EXERCISE REQUIREMENTS ->
**A.** Please translate this sentence from the biography of Susan Lynn Williams into Spanish: "Williams attended the University of Michigan, where she earned a bachelor's of science degree in biology in 1972."
**B.** Name every university mentioned in the biography of Susan Lynn Williams.
**C.** Resume the biography of Susan Lynn Williams after its last sentence and write the next part of her life story.

PAGE EXTRACT ->
==========
American marine biologist

Susan Lynn Williams (June 21, 1951 – April 24, 2018) was an American marine biologist and Distinguished Professor of Evolution and Ecology at the University of California, Davis, where she directed the Bodega Marine Laboratory from 2000-2010. She researched marine coastal ecosystems (in particular seagrass, seaweed, and coral reef habitats) and how they are affected by human activities. She was a strong advocate for environmental protection, credited with helping pass legislation expanding the boundaries of Northern California's Gulf of the Farallones and Cordell Bank national sanctuaries, increasing the area of federally-protected coastal waters.

==Early life and education==
Williams attended the University of Michigan, where she earned a bachelor's of science degree in biology in 1972. She then earned a master's degree in biological oceanography from the University of Alaska in 1977 and a doctoral degree in botany and marine biology from the University of Maryland in 1981.
==========
SUPPLIED ENTRIES ->
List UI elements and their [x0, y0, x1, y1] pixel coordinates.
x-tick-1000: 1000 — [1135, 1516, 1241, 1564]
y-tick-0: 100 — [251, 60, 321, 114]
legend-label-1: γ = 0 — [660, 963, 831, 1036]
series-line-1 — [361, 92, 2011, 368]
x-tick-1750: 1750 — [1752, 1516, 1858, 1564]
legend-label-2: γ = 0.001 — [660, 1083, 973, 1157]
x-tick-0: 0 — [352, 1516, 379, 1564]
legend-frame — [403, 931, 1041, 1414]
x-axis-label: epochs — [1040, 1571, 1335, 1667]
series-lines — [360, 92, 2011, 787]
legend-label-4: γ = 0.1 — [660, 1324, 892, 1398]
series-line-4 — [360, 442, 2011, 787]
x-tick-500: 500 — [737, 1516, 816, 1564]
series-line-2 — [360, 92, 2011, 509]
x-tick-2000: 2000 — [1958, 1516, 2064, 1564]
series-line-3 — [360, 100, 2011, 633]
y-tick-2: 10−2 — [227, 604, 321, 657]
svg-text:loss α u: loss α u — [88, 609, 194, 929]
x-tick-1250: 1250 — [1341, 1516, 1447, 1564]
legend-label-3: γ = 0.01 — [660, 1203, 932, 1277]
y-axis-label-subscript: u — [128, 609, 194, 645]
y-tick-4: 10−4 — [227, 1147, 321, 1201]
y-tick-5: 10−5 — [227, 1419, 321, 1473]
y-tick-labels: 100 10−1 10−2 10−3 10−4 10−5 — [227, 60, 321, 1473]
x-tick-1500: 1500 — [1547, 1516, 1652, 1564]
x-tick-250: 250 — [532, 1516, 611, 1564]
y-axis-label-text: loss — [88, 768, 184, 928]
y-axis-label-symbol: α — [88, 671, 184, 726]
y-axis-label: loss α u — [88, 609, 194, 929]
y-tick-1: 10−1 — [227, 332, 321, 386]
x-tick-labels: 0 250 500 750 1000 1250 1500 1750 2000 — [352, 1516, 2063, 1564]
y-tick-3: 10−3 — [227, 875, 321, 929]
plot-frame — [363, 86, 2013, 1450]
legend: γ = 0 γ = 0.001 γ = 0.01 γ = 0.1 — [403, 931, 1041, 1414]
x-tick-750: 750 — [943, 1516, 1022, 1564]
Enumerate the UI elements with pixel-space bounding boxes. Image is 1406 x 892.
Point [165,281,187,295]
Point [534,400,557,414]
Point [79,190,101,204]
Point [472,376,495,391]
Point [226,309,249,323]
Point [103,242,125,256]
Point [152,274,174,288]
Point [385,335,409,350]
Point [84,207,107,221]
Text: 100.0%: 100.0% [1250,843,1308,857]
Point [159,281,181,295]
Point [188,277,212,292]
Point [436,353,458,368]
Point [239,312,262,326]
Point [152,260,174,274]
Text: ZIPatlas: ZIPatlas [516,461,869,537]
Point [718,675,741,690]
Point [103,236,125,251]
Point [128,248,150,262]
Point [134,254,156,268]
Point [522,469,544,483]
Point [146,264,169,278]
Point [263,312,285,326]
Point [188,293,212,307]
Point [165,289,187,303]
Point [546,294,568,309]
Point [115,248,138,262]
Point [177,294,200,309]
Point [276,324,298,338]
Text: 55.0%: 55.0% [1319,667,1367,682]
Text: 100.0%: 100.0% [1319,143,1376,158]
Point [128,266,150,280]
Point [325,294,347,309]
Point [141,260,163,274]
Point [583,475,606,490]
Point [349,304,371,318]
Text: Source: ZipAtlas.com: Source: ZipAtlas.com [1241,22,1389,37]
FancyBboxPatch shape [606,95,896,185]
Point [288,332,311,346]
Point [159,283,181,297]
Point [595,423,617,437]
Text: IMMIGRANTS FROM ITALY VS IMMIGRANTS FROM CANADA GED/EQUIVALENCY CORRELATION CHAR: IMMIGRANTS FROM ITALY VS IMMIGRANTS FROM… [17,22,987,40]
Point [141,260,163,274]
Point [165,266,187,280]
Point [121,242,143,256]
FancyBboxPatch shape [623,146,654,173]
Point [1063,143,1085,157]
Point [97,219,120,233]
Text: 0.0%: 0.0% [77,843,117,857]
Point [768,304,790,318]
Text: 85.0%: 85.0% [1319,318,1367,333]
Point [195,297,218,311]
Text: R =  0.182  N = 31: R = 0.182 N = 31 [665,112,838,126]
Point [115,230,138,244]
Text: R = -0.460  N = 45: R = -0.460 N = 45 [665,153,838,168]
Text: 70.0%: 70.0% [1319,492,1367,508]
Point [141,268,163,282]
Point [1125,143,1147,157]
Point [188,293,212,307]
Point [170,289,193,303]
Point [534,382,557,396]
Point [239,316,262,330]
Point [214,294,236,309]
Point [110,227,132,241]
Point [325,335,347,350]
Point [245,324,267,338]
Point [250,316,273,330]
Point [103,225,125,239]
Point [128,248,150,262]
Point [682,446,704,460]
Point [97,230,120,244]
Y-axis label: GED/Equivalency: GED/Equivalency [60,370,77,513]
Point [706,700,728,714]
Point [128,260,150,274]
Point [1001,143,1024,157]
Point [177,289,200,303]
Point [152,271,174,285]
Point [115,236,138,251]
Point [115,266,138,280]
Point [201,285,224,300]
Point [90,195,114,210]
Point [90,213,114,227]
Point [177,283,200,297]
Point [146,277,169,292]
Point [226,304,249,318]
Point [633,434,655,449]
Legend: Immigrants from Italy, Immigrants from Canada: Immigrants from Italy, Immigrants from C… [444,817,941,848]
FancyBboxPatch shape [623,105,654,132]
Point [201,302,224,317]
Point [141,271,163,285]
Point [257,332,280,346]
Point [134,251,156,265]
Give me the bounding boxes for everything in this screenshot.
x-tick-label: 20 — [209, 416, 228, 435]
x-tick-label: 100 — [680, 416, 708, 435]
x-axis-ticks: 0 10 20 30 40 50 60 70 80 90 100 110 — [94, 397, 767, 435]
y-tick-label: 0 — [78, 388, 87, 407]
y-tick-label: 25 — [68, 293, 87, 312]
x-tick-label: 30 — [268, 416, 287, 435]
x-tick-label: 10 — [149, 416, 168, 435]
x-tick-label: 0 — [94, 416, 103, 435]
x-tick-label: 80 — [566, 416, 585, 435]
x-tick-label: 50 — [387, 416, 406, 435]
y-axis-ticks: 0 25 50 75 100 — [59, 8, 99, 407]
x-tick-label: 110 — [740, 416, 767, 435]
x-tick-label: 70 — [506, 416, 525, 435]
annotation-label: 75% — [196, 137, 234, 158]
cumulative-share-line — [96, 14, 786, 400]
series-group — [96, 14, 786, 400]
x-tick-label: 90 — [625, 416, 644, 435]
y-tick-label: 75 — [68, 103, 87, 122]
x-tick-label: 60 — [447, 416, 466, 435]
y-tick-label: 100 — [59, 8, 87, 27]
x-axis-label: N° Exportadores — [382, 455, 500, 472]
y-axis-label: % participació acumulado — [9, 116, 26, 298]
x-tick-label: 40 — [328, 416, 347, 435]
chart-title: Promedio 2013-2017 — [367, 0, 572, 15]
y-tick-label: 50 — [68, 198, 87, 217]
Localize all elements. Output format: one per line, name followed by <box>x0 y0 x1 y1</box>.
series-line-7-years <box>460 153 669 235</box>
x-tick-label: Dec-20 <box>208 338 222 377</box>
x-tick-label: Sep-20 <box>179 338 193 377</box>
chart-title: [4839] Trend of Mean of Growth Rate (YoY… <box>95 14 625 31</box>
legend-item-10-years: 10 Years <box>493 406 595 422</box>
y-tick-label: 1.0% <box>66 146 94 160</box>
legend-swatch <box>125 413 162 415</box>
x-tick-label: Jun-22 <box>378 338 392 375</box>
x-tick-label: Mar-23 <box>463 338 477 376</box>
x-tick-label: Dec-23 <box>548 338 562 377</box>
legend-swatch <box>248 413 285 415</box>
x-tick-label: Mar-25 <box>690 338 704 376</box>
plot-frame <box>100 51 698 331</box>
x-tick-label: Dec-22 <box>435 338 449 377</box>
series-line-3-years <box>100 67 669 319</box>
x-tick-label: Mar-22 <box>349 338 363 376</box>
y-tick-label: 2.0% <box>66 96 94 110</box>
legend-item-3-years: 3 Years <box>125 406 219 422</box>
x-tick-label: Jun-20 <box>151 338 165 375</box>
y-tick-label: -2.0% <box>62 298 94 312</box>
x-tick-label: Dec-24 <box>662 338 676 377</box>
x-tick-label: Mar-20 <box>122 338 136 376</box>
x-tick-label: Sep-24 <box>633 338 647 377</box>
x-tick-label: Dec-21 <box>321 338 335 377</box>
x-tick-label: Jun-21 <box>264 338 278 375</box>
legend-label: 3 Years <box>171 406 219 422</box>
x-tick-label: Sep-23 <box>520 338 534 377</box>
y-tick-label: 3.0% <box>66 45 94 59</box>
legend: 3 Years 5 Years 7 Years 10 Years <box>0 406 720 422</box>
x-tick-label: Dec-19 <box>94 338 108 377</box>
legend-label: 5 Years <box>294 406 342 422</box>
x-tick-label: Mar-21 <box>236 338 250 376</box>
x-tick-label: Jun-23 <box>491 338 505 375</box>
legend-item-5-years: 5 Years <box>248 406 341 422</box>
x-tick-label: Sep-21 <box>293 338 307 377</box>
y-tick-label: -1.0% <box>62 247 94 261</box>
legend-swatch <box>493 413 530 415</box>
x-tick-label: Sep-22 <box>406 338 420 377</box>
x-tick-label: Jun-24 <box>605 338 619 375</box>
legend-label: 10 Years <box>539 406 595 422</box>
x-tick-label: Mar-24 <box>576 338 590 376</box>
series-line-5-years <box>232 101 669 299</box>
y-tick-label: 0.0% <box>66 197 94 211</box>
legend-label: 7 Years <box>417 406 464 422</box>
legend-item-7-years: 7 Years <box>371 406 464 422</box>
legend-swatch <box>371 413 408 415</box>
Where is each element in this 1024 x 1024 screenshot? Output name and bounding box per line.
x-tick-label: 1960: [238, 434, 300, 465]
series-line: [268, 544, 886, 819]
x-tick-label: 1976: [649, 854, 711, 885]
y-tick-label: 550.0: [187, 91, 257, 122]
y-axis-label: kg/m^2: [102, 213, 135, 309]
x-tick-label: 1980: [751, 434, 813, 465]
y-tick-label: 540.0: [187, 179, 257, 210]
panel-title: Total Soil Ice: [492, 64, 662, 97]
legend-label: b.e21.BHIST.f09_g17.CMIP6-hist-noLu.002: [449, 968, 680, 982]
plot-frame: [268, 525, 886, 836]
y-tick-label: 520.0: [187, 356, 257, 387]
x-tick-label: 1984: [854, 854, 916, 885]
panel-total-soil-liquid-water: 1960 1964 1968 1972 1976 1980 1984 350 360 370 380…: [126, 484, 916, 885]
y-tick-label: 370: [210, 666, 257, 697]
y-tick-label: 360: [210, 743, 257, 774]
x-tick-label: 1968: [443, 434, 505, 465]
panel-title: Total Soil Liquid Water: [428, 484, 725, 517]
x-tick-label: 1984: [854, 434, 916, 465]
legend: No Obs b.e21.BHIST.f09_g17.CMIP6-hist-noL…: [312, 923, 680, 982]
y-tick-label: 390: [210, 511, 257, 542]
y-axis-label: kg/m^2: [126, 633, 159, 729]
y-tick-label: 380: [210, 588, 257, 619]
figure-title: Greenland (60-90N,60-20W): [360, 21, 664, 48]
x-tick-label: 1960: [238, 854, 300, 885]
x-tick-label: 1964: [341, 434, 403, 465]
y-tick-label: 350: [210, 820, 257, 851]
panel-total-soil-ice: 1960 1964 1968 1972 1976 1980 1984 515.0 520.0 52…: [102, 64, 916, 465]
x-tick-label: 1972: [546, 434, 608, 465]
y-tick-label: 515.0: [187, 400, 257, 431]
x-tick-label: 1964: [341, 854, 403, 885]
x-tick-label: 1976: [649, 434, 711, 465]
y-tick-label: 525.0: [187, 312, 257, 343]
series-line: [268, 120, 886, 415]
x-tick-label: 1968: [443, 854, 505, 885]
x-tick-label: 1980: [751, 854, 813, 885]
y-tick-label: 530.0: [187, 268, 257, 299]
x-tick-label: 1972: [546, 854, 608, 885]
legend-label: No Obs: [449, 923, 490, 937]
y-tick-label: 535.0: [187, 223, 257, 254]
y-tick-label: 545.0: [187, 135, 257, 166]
==========
ANSWERS TO THE PROBLEMS ->
**A.** Williams estudió en la Universidad de Míchigan, donde obtuvo una licenciatura en ciencias en biología en 1972.

**B.**
- University of California, Davis
- University of Michigan
- University of Alaska
- University of Maryland

**C.**
==Career==
Williams served as science director of the United States National Oceanographic and Atmospheric Administration's National Undersea Research Program in the Virgin Islands before becoming a professor of biology at San Diego State University, where she directed the University's Coastal and Marine Institute.

Williams joined the faculty of the University of California, Davis in 2000 and served as director of the University's Bodega Marine Laboratory between 2000 and 2010. She returned to teaching full-time in 2010 and remained on the UC Davis faculty until her death from a traffic collision in Petaluma, California on April 24, 2018. She taught and mentored both undergraduate and graduate students, including teaching a course called "Life in the Sea" which she developed to help get non science-majors inspired to help protect marine environments.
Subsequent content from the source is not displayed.